→ **Task to complete**
From the listing below, extract every line in which the word "with" appears.

-------------------------

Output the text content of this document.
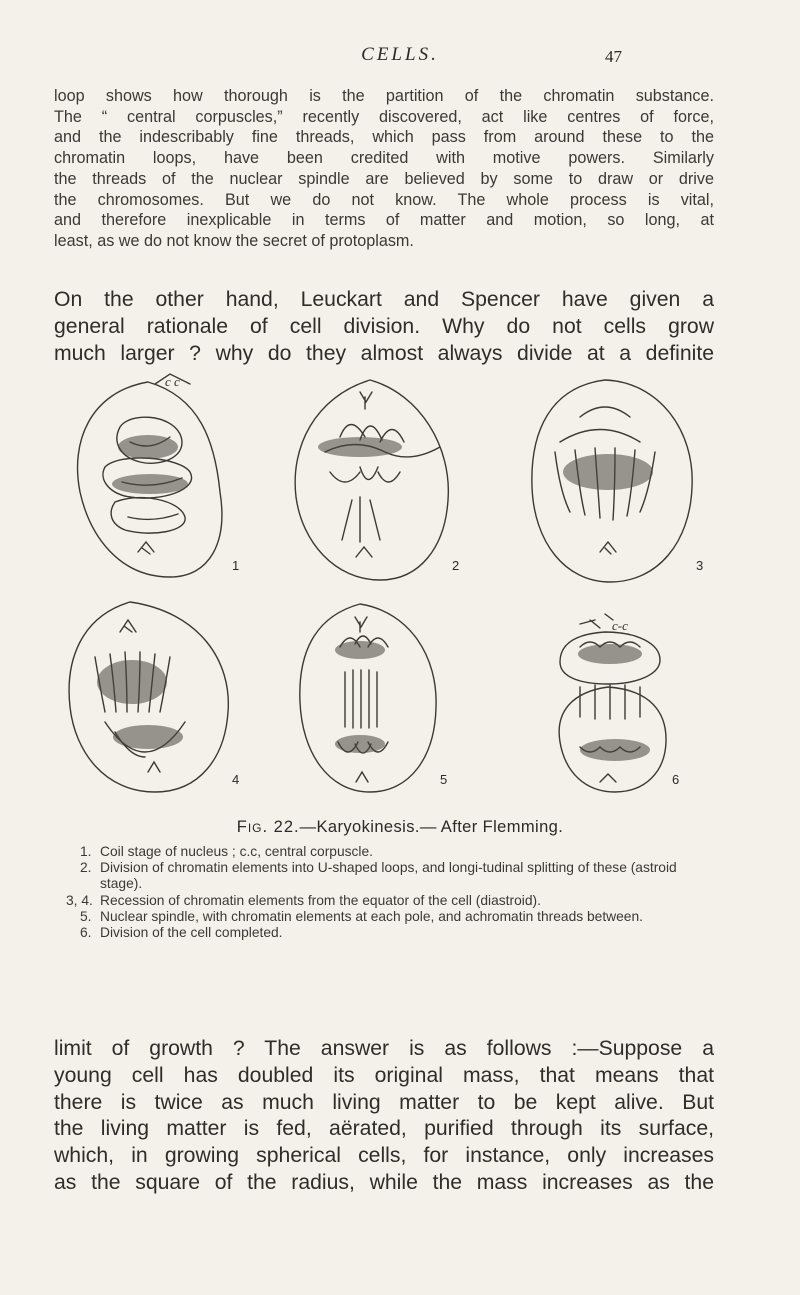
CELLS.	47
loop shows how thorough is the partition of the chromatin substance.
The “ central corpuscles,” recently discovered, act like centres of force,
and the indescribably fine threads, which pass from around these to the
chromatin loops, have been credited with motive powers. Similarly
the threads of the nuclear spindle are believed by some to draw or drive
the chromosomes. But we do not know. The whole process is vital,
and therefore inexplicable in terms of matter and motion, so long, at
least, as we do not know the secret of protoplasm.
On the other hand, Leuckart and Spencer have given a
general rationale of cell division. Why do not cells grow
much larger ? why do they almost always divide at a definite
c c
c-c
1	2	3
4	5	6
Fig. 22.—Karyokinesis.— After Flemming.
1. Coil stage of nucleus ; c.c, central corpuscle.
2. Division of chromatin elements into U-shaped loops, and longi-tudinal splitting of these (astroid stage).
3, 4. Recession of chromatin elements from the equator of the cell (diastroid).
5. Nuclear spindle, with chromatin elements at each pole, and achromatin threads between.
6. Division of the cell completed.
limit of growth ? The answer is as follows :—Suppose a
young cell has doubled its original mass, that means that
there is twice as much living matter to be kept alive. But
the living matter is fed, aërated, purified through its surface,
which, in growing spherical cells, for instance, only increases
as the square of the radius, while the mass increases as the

-------------------------

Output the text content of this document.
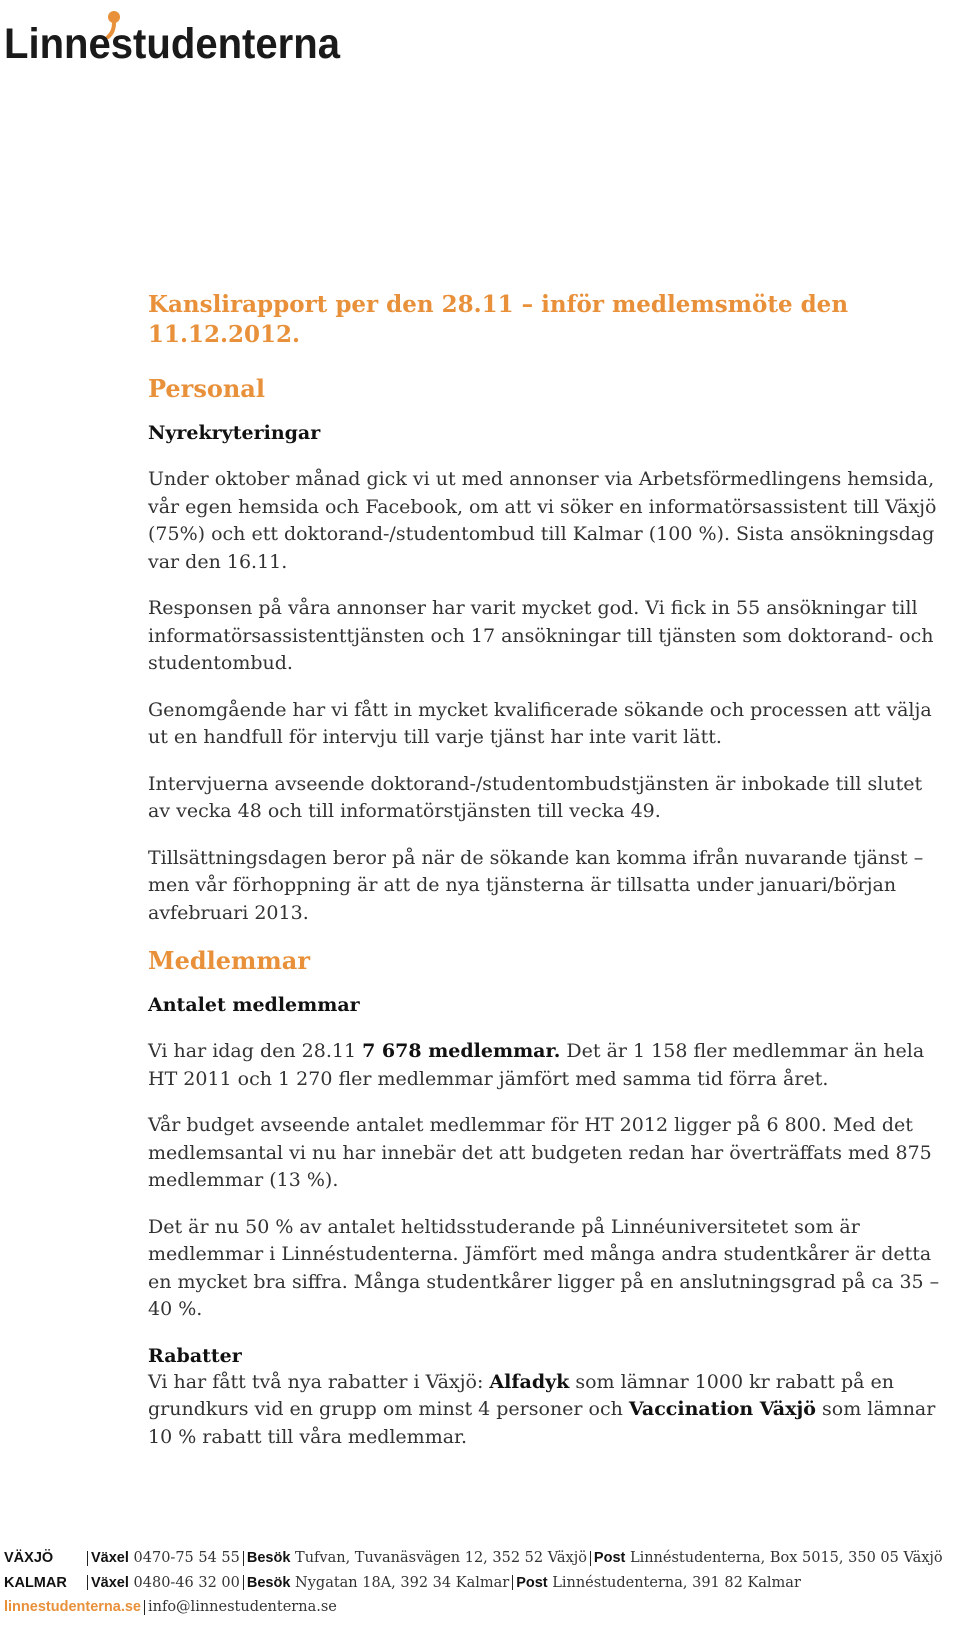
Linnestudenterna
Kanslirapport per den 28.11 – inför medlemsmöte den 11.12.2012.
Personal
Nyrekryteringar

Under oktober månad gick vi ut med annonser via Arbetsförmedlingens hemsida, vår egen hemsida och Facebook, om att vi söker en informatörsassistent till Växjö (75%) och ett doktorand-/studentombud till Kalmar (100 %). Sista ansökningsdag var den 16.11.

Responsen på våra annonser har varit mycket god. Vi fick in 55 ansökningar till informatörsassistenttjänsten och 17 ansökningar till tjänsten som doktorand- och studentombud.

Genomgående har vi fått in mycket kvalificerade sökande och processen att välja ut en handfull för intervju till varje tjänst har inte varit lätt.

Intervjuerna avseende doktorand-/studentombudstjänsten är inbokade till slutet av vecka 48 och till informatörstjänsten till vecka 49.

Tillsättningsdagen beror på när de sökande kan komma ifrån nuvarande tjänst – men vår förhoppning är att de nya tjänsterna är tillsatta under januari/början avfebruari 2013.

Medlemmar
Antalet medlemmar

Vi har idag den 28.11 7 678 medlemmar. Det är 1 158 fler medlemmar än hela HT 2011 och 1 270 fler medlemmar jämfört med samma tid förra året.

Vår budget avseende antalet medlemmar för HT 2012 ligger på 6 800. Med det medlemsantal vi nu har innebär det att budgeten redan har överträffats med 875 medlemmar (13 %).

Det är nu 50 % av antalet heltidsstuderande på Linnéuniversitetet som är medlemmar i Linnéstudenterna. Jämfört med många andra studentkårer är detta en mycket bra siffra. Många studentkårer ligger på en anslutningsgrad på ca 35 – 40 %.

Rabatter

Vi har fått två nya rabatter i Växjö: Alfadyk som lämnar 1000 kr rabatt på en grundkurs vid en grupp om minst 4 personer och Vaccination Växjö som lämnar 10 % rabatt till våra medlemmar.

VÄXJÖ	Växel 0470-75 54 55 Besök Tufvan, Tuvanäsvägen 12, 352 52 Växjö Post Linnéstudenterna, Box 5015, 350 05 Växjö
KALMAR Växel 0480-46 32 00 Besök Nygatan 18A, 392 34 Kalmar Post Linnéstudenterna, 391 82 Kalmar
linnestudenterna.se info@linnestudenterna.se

-------------------------

→ **Result**
chromatin loops, have been credited with motive powers. Similarly
5. Nuclear spindle, with chromatin elements at each pole, and achromatin threads between.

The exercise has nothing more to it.